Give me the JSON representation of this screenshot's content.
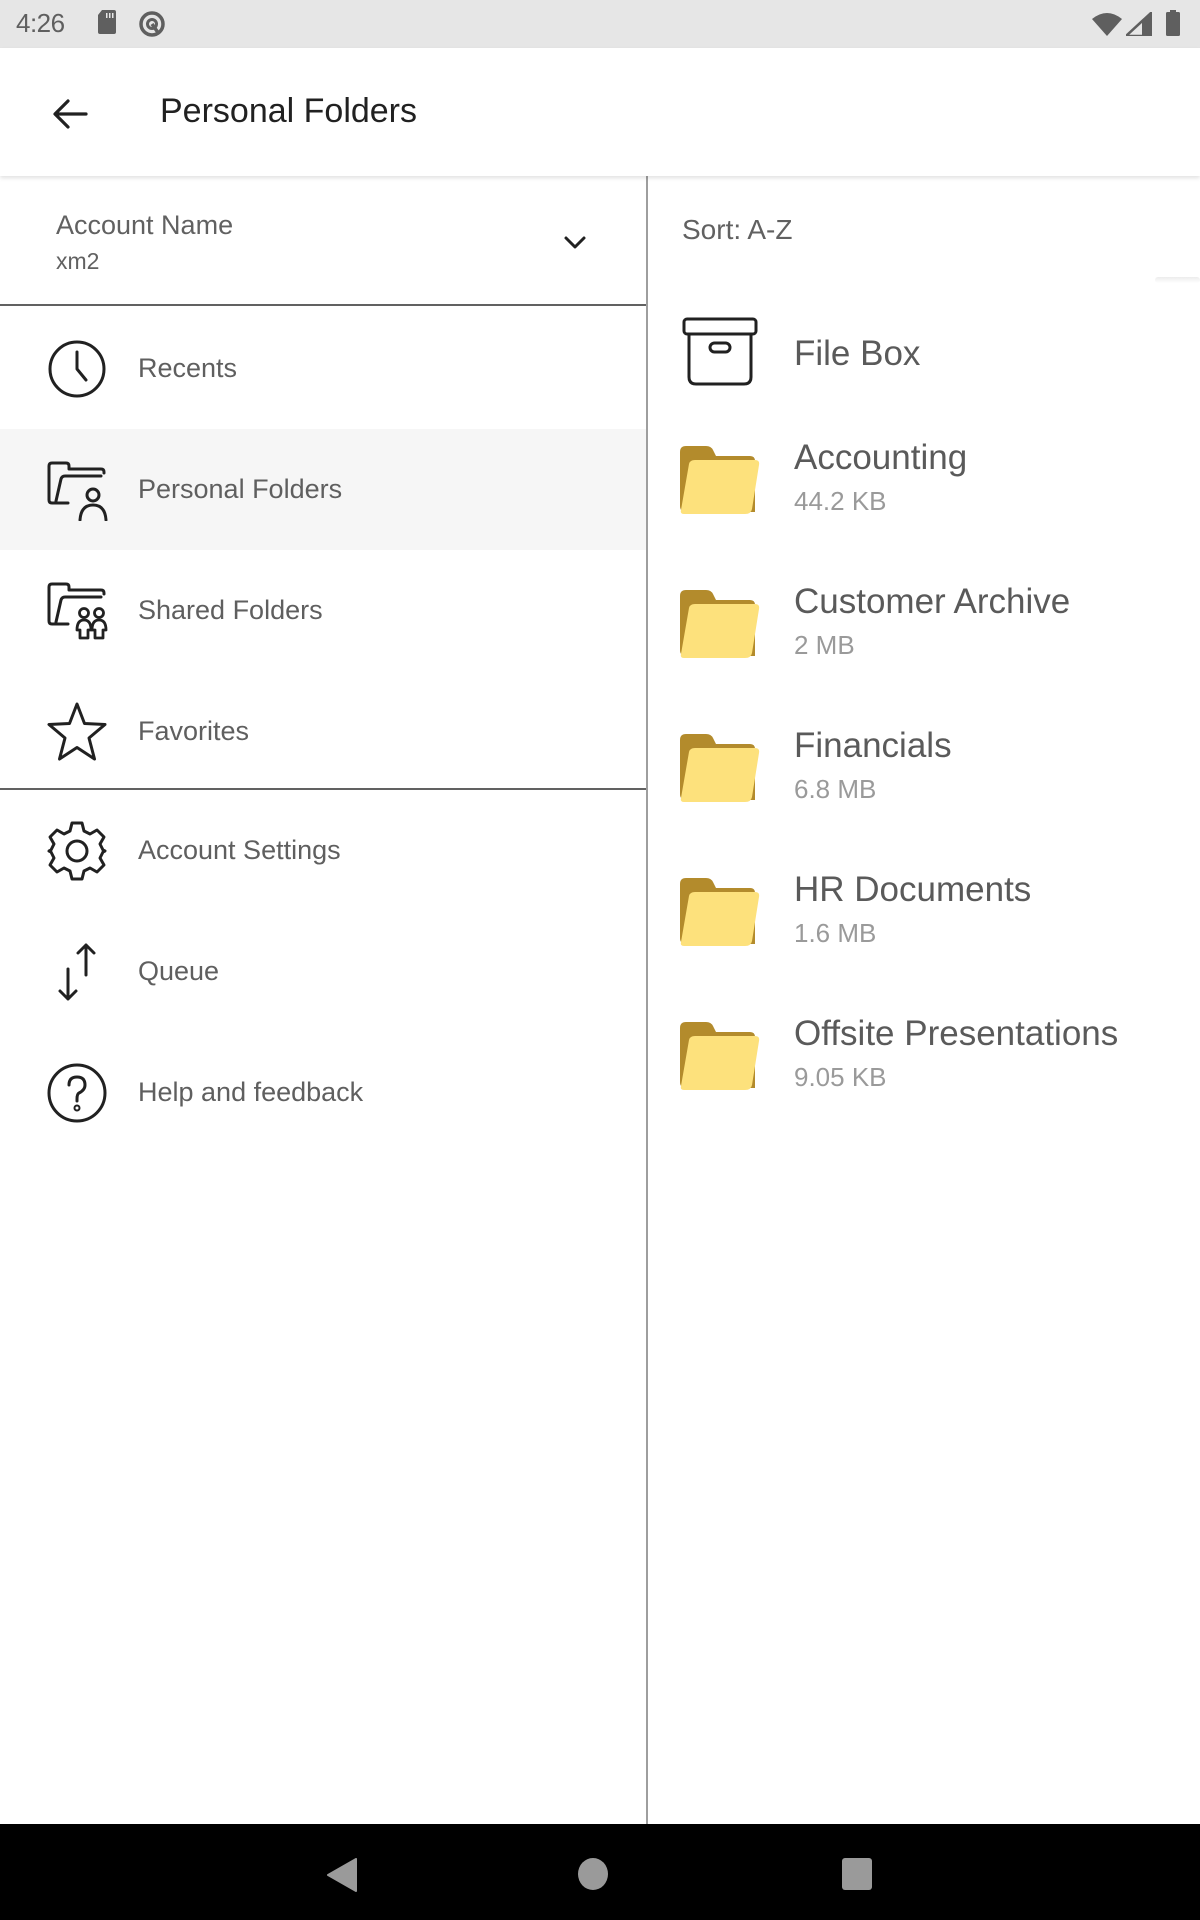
{
  "status_bar": {
    "time": "4:26",
    "icons": [
      "sd-card-icon",
      "data-saver-icon",
      "wifi-icon",
      "signal-icon",
      "battery-icon"
    ]
  },
  "app_bar": {
    "back_icon": "arrow-left-icon",
    "title": "Personal Folders"
  },
  "drawer": {
    "account": {
      "label": "Account Name",
      "value": "xm2",
      "chevron_icon": "chevron-down-icon"
    },
    "primary_items": [
      {
        "label": "Recents",
        "icon": "clock-icon",
        "active": false
      },
      {
        "label": "Personal Folders",
        "icon": "folder-person-icon",
        "active": true
      },
      {
        "label": "Shared Folders",
        "icon": "folder-people-icon",
        "active": false
      },
      {
        "label": "Favorites",
        "icon": "star-icon",
        "active": false
      }
    ],
    "secondary_items": [
      {
        "label": "Account Settings",
        "icon": "gear-icon"
      },
      {
        "label": "Queue",
        "icon": "transfer-arrows-icon"
      },
      {
        "label": "Help and feedback",
        "icon": "help-circle-icon"
      }
    ]
  },
  "content": {
    "sort_label": "Sort: A-Z",
    "items": [
      {
        "name": "File Box",
        "size": null,
        "type": "filebox"
      },
      {
        "name": "Accounting",
        "size": "44.2 KB",
        "type": "folder"
      },
      {
        "name": "Customer Archive",
        "size": "2 MB",
        "type": "folder"
      },
      {
        "name": "Financials",
        "size": "6.8 MB",
        "type": "folder"
      },
      {
        "name": "HR Documents",
        "size": "1.6 MB",
        "type": "folder"
      },
      {
        "name": "Offsite Presentations",
        "size": "9.05 KB",
        "type": "folder"
      }
    ]
  },
  "colors": {
    "folder_front": "#fde17c",
    "folder_back": "#b38b2c",
    "active_item_bg": "#f6f6f6"
  },
  "system_nav": {
    "back": "nav-back-icon",
    "home": "nav-home-icon",
    "recents": "nav-recents-icon"
  }
}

■ ■ ■ ■ ■ ■ ■

[Given task]:
Write every entry out again exactly, dropping the pictures.

[Result]:
Give me the JSON representation of this screenshot's content.
{
  "status_bar": {
    "time": "4:26",
    "icons": [
      "sd-card-icon",
      "data-saver-icon",
      "wifi-icon",
      "signal-icon",
      "battery-icon"
    ]
  },
  "app_bar": {
    "back_icon": "arrow-left-icon",
    "title": "Personal Folders"
  },
  "drawer": {
    "account": {
      "label": "Account Name",
      "value": "xm2",
      "chevron_icon": "chevron-down-icon"
    },
    "primary_items": [
      {
        "label": "Recents",
        "icon": "clock-icon",
        "active": false
      },
      {
        "label": "Personal Folders",
        "icon": "folder-person-icon",
        "active": true
      },
      {
        "label": "Shared Folders",
        "icon": "folder-people-icon",
        "active": false
      },
      {
        "label": "Favorites",
        "icon": "star-icon",
        "active": false
      }
    ],
    "secondary_items": [
      {
        "label": "Account Settings",
        "icon": "gear-icon"
      },
      {
        "label": "Queue",
        "icon": "transfer-arrows-icon"
      },
      {
        "label": "Help and feedback",
        "icon": "help-circle-icon"
      }
    ]
  },
  "content": {
    "sort_label": "Sort: A-Z",
    "items": [
      {
        "name": "File Box",
        "size": null,
        "type": "filebox"
      },
      {
        "name": "Accounting",
        "size": "44.2 KB",
        "type": "folder"
      },
      {
        "name": "Customer Archive",
        "size": "2 MB",
        "type": "folder"
      },
      {
        "name": "Financials",
        "size": "6.8 MB",
        "type": "folder"
      },
      {
        "name": "HR Documents",
        "size": "1.6 MB",
        "type": "folder"
      },
      {
        "name": "Offsite Presentations",
        "size": "9.05 KB",
        "type": "folder"
      }
    ]
  },
  "colors": {
    "folder_front": "#fde17c",
    "folder_back": "#b38b2c",
    "active_item_bg": "#f6f6f6"
  },
  "system_nav": {
    "back": "nav-back-icon",
    "home": "nav-home-icon",
    "recents": "nav-recents-icon"
  }
}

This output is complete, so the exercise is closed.